- _EXERCISE DETAILS_:
Extract each line of the data and write it out again exactly.

(Stored data entries)
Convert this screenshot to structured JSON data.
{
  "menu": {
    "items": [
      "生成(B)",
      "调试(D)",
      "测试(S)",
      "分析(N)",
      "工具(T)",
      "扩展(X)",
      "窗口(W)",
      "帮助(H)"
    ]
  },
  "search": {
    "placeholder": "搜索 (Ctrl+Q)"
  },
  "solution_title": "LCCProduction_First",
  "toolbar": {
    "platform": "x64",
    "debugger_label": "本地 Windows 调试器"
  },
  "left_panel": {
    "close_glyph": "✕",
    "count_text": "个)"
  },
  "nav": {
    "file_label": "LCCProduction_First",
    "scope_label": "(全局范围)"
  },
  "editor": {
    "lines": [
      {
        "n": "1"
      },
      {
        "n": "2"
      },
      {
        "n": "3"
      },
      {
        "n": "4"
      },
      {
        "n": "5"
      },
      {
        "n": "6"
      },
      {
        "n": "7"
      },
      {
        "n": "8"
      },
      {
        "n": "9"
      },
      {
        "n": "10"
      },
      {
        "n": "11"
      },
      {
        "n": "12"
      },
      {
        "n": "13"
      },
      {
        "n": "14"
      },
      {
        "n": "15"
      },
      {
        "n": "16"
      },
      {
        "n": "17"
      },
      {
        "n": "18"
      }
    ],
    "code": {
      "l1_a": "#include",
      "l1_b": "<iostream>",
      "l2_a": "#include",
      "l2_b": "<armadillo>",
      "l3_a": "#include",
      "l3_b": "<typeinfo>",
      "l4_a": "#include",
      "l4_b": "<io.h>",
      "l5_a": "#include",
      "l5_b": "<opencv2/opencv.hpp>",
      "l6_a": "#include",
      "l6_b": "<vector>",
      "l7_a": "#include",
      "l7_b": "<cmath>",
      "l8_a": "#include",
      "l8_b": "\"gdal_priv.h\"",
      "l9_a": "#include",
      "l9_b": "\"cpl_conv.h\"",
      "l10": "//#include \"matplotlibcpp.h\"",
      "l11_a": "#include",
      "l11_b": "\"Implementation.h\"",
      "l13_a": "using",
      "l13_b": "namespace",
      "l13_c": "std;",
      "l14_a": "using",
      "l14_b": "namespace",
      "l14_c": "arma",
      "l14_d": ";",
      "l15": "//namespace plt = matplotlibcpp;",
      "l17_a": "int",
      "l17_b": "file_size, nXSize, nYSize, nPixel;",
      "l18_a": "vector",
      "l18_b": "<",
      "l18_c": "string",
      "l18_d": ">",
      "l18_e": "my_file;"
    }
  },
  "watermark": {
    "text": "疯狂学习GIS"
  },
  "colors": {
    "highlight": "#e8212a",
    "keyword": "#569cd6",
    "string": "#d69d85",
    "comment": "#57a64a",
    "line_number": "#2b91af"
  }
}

- _PROBLEM SOLUTION_:
Convert this screenshot to structured JSON data.
{
  "menu": {
    "items": [
      "生成(B)",
      "调试(D)",
      "测试(S)",
      "分析(N)",
      "工具(T)",
      "扩展(X)",
      "窗口(W)",
      "帮助(H)"
    ]
  },
  "search": {
    "placeholder": "搜索 (Ctrl+Q)"
  },
  "solution_title": "LCCProduction_First",
  "toolbar": {
    "platform": "x64",
    "debugger_label": "本地 Windows 调试器"
  },
  "left_panel": {
    "close_glyph": "✕",
    "count_text": "个)"
  },
  "nav": {
    "file_label": "LCCProduction_First",
    "scope_label": "(全局范围)"
  },
  "editor": {
    "lines": [
      {
        "n": "1"
      },
      {
        "n": "2"
      },
      {
        "n": "3"
      },
      {
        "n": "4"
      },
      {
        "n": "5"
      },
      {
        "n": "6"
      },
      {
        "n": "7"
      },
      {
        "n": "8"
      },
      {
        "n": "9"
      },
      {
        "n": "10"
      },
      {
        "n": "11"
      },
      {
        "n": "12"
      },
      {
        "n": "13"
      },
      {
        "n": "14"
      },
      {
        "n": "15"
      },
      {
        "n": "16"
      },
      {
        "n": "17"
      },
      {
        "n": "18"
      }
    ],
    "code": {
      "l1_a": "#include",
      "l1_b": "<iostream>",
      "l2_a": "#include",
      "l2_b": "<armadillo>",
      "l3_a": "#include",
      "l3_b": "<typeinfo>",
      "l4_a": "#include",
      "l4_b": "<io.h>",
      "l5_a": "#include",
      "l5_b": "<opencv2/opencv.hpp>",
      "l6_a": "#include",
      "l6_b": "<vector>",
      "l7_a": "#include",
      "l7_b": "<cmath>",
      "l8_a": "#include",
      "l8_b": "\"gdal_priv.h\"",
      "l9_a": "#include",
      "l9_b": "\"cpl_conv.h\"",
      "l10": "//#include \"matplotlibcpp.h\"",
      "l11_a": "#include",
      "l11_b": "\"Implementation.h\"",
      "l13_a": "using",
      "l13_b": "namespace",
      "l13_c": "std;",
      "l14_a": "using",
      "l14_b": "namespace",
      "l14_c": "arma",
      "l14_d": ";",
      "l15": "//namespace plt = matplotlibcpp;",
      "l17_a": "int",
      "l17_b": "file_size, nXSize, nYSize, nPixel;",
      "l18_a": "vector",
      "l18_b": "<",
      "l18_c": "string",
      "l18_d": ">",
      "l18_e": "my_file;"
    }
  },
  "watermark": {
    "text": "疯狂学习GIS"
  },
  "colors": {
    "highlight": "#e8212a",
    "keyword": "#569cd6",
    "string": "#d69d85",
    "comment": "#57a64a",
    "line_number": "#2b91af"
  }
}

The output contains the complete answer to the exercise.